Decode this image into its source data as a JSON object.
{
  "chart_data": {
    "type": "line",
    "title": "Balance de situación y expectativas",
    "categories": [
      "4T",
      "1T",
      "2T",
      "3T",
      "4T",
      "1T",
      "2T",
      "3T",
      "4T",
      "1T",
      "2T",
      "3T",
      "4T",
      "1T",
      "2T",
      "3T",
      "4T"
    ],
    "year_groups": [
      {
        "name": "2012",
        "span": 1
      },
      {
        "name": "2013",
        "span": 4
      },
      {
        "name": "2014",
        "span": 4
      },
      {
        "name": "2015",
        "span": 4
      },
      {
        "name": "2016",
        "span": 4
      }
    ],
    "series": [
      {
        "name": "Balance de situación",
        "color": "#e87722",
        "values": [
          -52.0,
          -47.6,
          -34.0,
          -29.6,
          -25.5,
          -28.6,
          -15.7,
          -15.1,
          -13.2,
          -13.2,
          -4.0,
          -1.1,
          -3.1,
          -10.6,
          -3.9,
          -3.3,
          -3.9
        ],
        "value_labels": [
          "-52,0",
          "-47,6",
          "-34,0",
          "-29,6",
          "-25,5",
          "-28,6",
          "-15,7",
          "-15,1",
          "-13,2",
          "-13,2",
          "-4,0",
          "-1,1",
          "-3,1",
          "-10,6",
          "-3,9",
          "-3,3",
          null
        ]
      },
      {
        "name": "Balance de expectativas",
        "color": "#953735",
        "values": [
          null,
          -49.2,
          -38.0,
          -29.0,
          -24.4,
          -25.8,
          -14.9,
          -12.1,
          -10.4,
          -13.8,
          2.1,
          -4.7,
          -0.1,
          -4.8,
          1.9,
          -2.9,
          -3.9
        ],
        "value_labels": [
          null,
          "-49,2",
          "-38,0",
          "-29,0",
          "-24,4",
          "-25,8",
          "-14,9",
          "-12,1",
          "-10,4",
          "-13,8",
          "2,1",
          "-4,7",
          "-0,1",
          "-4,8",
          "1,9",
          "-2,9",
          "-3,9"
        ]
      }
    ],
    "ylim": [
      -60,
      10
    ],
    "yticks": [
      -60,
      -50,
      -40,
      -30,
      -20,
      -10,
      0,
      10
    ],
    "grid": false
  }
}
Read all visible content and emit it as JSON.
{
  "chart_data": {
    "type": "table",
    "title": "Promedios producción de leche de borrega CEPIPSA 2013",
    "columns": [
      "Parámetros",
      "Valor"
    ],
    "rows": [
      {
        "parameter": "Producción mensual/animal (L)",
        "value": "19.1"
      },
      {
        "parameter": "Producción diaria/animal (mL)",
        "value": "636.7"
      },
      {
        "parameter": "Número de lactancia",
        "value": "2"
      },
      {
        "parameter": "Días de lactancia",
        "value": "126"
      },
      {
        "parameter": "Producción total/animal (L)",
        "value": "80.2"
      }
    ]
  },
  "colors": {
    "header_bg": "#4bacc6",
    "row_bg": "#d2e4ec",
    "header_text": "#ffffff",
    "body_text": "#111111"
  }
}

════════

● Set task: Reproduce the listing shown above in its entirety, exactly.

● Result of the exercise:
Decode this image into its source data as a JSON object.
{
  "chart_data": {
    "type": "line",
    "title": "Balance de situación y expectativas",
    "categories": [
      "4T",
      "1T",
      "2T",
      "3T",
      "4T",
      "1T",
      "2T",
      "3T",
      "4T",
      "1T",
      "2T",
      "3T",
      "4T",
      "1T",
      "2T",
      "3T",
      "4T"
    ],
    "year_groups": [
      {
        "name": "2012",
        "span": 1
      },
      {
        "name": "2013",
        "span": 4
      },
      {
        "name": "2014",
        "span": 4
      },
      {
        "name": "2015",
        "span": 4
      },
      {
        "name": "2016",
        "span": 4
      }
    ],
    "series": [
      {
        "name": "Balance de situación",
        "color": "#e87722",
        "values": [
          -52.0,
          -47.6,
          -34.0,
          -29.6,
          -25.5,
          -28.6,
          -15.7,
          -15.1,
          -13.2,
          -13.2,
          -4.0,
          -1.1,
          -3.1,
          -10.6,
          -3.9,
          -3.3,
          -3.9
        ],
        "value_labels": [
          "-52,0",
          "-47,6",
          "-34,0",
          "-29,6",
          "-25,5",
          "-28,6",
          "-15,7",
          "-15,1",
          "-13,2",
          "-13,2",
          "-4,0",
          "-1,1",
          "-3,1",
          "-10,6",
          "-3,9",
          "-3,3",
          null
        ]
      },
      {
        "name": "Balance de expectativas",
        "color": "#953735",
        "values": [
          null,
          -49.2,
          -38.0,
          -29.0,
          -24.4,
          -25.8,
          -14.9,
          -12.1,
          -10.4,
          -13.8,
          2.1,
          -4.7,
          -0.1,
          -4.8,
          1.9,
          -2.9,
          -3.9
        ],
        "value_labels": [
          null,
          "-49,2",
          "-38,0",
          "-29,0",
          "-24,4",
          "-25,8",
          "-14,9",
          "-12,1",
          "-10,4",
          "-13,8",
          "2,1",
          "-4,7",
          "-0,1",
          "-4,8",
          "1,9",
          "-2,9",
          "-3,9"
        ]
      }
    ],
    "ylim": [
      -60,
      10
    ],
    "yticks": [
      -60,
      -50,
      -40,
      -30,
      -20,
      -10,
      0,
      10
    ],
    "grid": false
  }
}
Read all visible content and emit it as JSON.
{
  "chart_data": {
    "type": "table",
    "title": "Promedios producción de leche de borrega CEPIPSA 2013",
    "columns": [
      "Parámetros",
      "Valor"
    ],
    "rows": [
      {
        "parameter": "Producción mensual/animal (L)",
        "value": "19.1"
      },
      {
        "parameter": "Producción diaria/animal (mL)",
        "value": "636.7"
      },
      {
        "parameter": "Número de lactancia",
        "value": "2"
      },
      {
        "parameter": "Días de lactancia",
        "value": "126"
      },
      {
        "parameter": "Producción total/animal (L)",
        "value": "80.2"
      }
    ]
  },
  "colors": {
    "header_bg": "#4bacc6",
    "row_bg": "#d2e4ec",
    "header_text": "#ffffff",
    "body_text": "#111111"
  }
}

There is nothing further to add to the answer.